* _WHAT TO WORK ON_
All the records that follow need to be reproduced exactly. Omit the images.

* _Items listed in a dataset_
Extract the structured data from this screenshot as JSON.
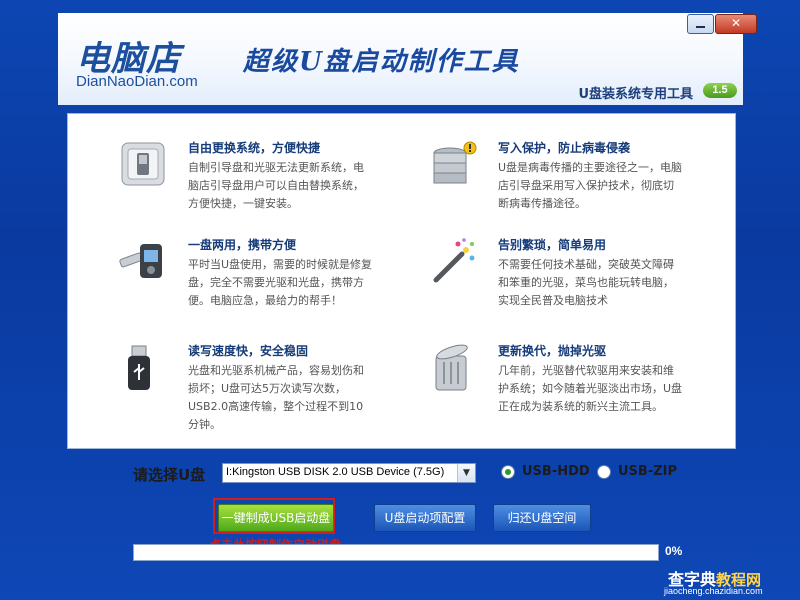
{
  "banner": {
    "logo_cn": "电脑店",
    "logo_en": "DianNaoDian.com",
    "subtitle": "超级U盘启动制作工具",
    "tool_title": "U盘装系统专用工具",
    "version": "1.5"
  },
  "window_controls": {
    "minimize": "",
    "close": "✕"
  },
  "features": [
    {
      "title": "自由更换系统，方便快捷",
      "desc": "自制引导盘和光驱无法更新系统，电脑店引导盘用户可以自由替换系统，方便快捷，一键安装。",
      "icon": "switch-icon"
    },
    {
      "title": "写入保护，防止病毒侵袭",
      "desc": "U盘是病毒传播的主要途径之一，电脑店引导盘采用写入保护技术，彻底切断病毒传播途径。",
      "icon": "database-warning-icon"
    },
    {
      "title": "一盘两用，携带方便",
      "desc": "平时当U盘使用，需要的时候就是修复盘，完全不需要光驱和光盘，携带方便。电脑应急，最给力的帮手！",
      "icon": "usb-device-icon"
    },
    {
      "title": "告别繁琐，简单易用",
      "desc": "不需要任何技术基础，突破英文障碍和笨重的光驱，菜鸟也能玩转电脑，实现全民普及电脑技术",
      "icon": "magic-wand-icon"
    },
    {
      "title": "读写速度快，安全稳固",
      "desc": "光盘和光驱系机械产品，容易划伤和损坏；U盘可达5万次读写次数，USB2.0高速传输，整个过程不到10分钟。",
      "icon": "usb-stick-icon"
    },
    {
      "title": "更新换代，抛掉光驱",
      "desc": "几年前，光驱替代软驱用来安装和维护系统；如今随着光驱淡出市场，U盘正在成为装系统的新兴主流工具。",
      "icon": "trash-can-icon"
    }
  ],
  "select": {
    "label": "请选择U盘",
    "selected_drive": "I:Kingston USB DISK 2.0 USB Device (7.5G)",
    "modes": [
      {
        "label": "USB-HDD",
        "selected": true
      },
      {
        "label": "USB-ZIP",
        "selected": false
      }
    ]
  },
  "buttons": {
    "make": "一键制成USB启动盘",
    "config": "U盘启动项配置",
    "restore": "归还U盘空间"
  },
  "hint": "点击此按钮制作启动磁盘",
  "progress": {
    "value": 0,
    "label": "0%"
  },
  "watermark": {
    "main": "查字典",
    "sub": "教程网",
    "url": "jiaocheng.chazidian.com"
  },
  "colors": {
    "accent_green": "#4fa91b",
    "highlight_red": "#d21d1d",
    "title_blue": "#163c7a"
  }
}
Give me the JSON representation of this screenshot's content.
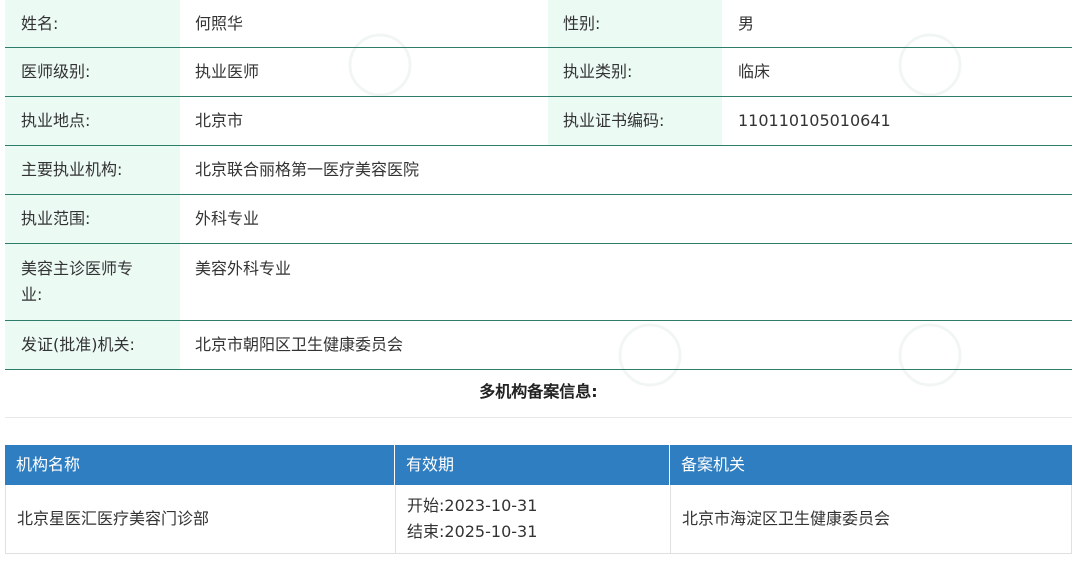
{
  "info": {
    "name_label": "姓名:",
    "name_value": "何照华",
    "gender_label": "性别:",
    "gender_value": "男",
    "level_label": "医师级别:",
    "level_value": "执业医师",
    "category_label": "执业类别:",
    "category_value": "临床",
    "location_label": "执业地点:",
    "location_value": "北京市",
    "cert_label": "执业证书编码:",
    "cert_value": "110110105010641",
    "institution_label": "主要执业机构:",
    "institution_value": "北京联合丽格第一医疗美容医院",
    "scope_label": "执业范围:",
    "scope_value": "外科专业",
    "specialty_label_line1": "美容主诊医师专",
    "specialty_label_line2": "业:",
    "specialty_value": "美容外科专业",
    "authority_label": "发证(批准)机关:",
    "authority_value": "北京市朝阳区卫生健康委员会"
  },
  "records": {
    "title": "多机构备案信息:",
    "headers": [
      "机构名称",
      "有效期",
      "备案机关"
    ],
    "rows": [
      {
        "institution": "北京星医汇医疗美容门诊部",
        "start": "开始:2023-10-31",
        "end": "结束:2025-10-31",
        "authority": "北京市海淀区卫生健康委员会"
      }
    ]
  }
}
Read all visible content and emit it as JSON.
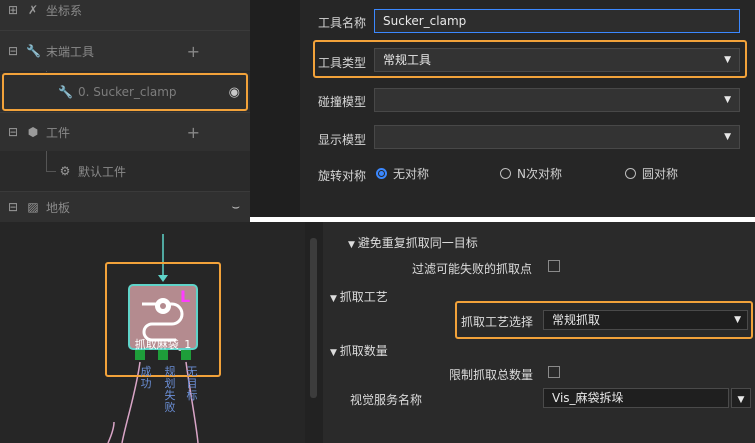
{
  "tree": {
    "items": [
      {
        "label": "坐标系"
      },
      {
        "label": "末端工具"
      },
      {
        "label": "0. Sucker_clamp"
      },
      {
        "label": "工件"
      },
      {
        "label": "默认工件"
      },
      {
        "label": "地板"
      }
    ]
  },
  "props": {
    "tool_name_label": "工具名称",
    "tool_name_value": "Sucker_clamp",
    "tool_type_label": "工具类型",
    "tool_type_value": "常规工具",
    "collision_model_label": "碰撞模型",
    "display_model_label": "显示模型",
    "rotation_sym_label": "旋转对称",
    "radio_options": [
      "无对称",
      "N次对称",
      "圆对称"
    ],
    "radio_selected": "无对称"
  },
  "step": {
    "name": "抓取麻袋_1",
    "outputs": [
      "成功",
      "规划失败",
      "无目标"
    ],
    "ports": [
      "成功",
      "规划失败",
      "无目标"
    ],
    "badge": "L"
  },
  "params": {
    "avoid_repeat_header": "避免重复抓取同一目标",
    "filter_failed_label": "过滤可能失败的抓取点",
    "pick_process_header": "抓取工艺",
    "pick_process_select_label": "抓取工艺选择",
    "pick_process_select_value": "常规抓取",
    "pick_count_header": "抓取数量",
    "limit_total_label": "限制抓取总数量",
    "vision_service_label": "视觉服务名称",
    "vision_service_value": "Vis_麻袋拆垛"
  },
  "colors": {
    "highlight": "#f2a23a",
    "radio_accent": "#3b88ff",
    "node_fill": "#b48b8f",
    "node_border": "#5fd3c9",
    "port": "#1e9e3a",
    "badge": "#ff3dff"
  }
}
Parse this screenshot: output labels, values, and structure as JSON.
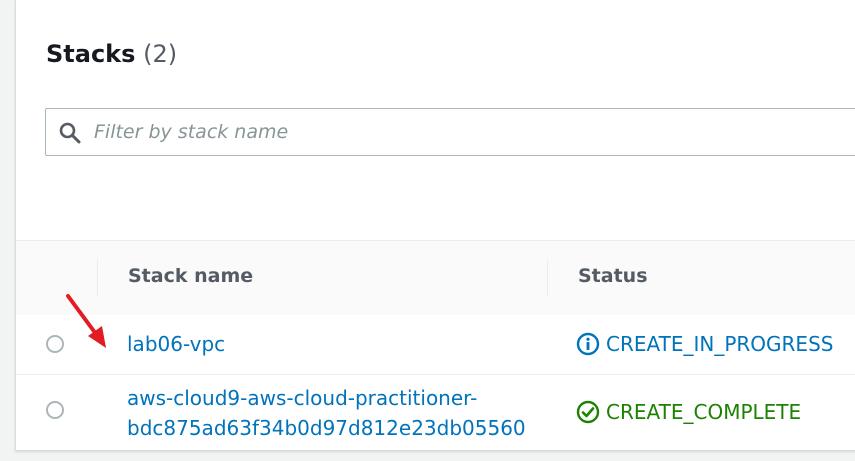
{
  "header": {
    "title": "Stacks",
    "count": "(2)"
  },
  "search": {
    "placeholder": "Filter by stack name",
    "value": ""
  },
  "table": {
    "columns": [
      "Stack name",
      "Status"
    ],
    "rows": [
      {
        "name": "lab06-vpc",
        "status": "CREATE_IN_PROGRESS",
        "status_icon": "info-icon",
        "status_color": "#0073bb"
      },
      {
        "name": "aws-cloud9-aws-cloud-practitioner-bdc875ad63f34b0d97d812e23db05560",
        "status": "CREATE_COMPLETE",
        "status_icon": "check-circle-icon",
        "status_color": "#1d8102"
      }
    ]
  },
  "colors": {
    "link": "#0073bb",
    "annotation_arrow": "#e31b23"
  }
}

* _FULL ANSWER_
Extract the structured data from this screenshot as JSON.
{
  "banner": {
    "logo_cn": "电脑店",
    "logo_en": "DianNaoDian.com",
    "subtitle": "超级U盘启动制作工具",
    "tool_title": "U盘装系统专用工具",
    "version": "1.5"
  },
  "window_controls": {
    "minimize": "",
    "close": "✕"
  },
  "features": [
    {
      "title": "自由更换系统，方便快捷",
      "desc": "自制引导盘和光驱无法更新系统，电脑店引导盘用户可以自由替换系统，方便快捷，一键安装。",
      "icon": "switch-icon"
    },
    {
      "title": "写入保护，防止病毒侵袭",
      "desc": "U盘是病毒传播的主要途径之一，电脑店引导盘采用写入保护技术，彻底切断病毒传播途径。",
      "icon": "database-warning-icon"
    },
    {
      "title": "一盘两用，携带方便",
      "desc": "平时当U盘使用，需要的时候就是修复盘，完全不需要光驱和光盘，携带方便。电脑应急，最给力的帮手！",
      "icon": "usb-device-icon"
    },
    {
      "title": "告别繁琐，简单易用",
      "desc": "不需要任何技术基础，突破英文障碍和笨重的光驱，菜鸟也能玩转电脑，实现全民普及电脑技术",
      "icon": "magic-wand-icon"
    },
    {
      "title": "读写速度快，安全稳固",
      "desc": "光盘和光驱系机械产品，容易划伤和损坏；U盘可达5万次读写次数，USB2.0高速传输，整个过程不到10分钟。",
      "icon": "usb-stick-icon"
    },
    {
      "title": "更新换代，抛掉光驱",
      "desc": "几年前，光驱替代软驱用来安装和维护系统；如今随着光驱淡出市场，U盘正在成为装系统的新兴主流工具。",
      "icon": "trash-can-icon"
    }
  ],
  "select": {
    "label": "请选择U盘",
    "selected_drive": "I:Kingston USB DISK 2.0 USB Device (7.5G)",
    "modes": [
      {
        "label": "USB-HDD",
        "selected": true
      },
      {
        "label": "USB-ZIP",
        "selected": false
      }
    ]
  },
  "buttons": {
    "make": "一键制成USB启动盘",
    "config": "U盘启动项配置",
    "restore": "归还U盘空间"
  },
  "hint": "点击此按钮制作启动磁盘",
  "progress": {
    "value": 0,
    "label": "0%"
  },
  "watermark": {
    "main": "查字典",
    "sub": "教程网",
    "url": "jiaocheng.chazidian.com"
  },
  "colors": {
    "accent_green": "#4fa91b",
    "highlight_red": "#d21d1d",
    "title_blue": "#163c7a"
  }
}
Give me the JSON representation of this screenshot's content.
{
  "info": {
    "name_label": "姓名:",
    "name_value": "何照华",
    "gender_label": "性别:",
    "gender_value": "男",
    "level_label": "医师级别:",
    "level_value": "执业医师",
    "category_label": "执业类别:",
    "category_value": "临床",
    "location_label": "执业地点:",
    "location_value": "北京市",
    "cert_label": "执业证书编码:",
    "cert_value": "110110105010641",
    "institution_label": "主要执业机构:",
    "institution_value": "北京联合丽格第一医疗美容医院",
    "scope_label": "执业范围:",
    "scope_value": "外科专业",
    "specialty_label_line1": "美容主诊医师专",
    "specialty_label_line2": "业:",
    "specialty_value": "美容外科专业",
    "authority_label": "发证(批准)机关:",
    "authority_value": "北京市朝阳区卫生健康委员会"
  },
  "records": {
    "title": "多机构备案信息:",
    "headers": [
      "机构名称",
      "有效期",
      "备案机关"
    ],
    "rows": [
      {
        "institution": "北京星医汇医疗美容门诊部",
        "start": "开始:2023-10-31",
        "end": "结束:2025-10-31",
        "authority": "北京市海淀区卫生健康委员会"
      }
    ]
  }
}
Read all visible content and emit it as JSON.
{
  "tree": {
    "items": [
      {
        "label": "坐标系"
      },
      {
        "label": "末端工具"
      },
      {
        "label": "0. Sucker_clamp"
      },
      {
        "label": "工件"
      },
      {
        "label": "默认工件"
      },
      {
        "label": "地板"
      }
    ]
  },
  "props": {
    "tool_name_label": "工具名称",
    "tool_name_value": "Sucker_clamp",
    "tool_type_label": "工具类型",
    "tool_type_value": "常规工具",
    "collision_model_label": "碰撞模型",
    "display_model_label": "显示模型",
    "rotation_sym_label": "旋转对称",
    "radio_options": [
      "无对称",
      "N次对称",
      "圆对称"
    ],
    "radio_selected": "无对称"
  },
  "step": {
    "name": "抓取麻袋_1",
    "outputs": [
      "成功",
      "规划失败",
      "无目标"
    ],
    "ports": [
      "成功",
      "规划失败",
      "无目标"
    ],
    "badge": "L"
  },
  "params": {
    "avoid_repeat_header": "避免重复抓取同一目标",
    "filter_failed_label": "过滤可能失败的抓取点",
    "pick_process_header": "抓取工艺",
    "pick_process_select_label": "抓取工艺选择",
    "pick_process_select_value": "常规抓取",
    "pick_count_header": "抓取数量",
    "limit_total_label": "限制抓取总数量",
    "vision_service_label": "视觉服务名称",
    "vision_service_value": "Vis_麻袋拆垛"
  },
  "colors": {
    "highlight": "#f2a23a",
    "radio_accent": "#3b88ff",
    "node_fill": "#b48b8f",
    "node_border": "#5fd3c9",
    "port": "#1e9e3a",
    "badge": "#ff3dff"
  }
}
Parse this screenshot: output labels, values, and structure as JSON.
{
  "header": {
    "title": "Stacks",
    "count": "(2)"
  },
  "search": {
    "placeholder": "Filter by stack name",
    "value": ""
  },
  "table": {
    "columns": [
      "Stack name",
      "Status"
    ],
    "rows": [
      {
        "name": "lab06-vpc",
        "status": "CREATE_IN_PROGRESS",
        "status_icon": "info-icon",
        "status_color": "#0073bb"
      },
      {
        "name": "aws-cloud9-aws-cloud-practitioner-bdc875ad63f34b0d97d812e23db05560",
        "status": "CREATE_COMPLETE",
        "status_icon": "check-circle-icon",
        "status_color": "#1d8102"
      }
    ]
  },
  "colors": {
    "link": "#0073bb",
    "annotation_arrow": "#e31b23"
  }
}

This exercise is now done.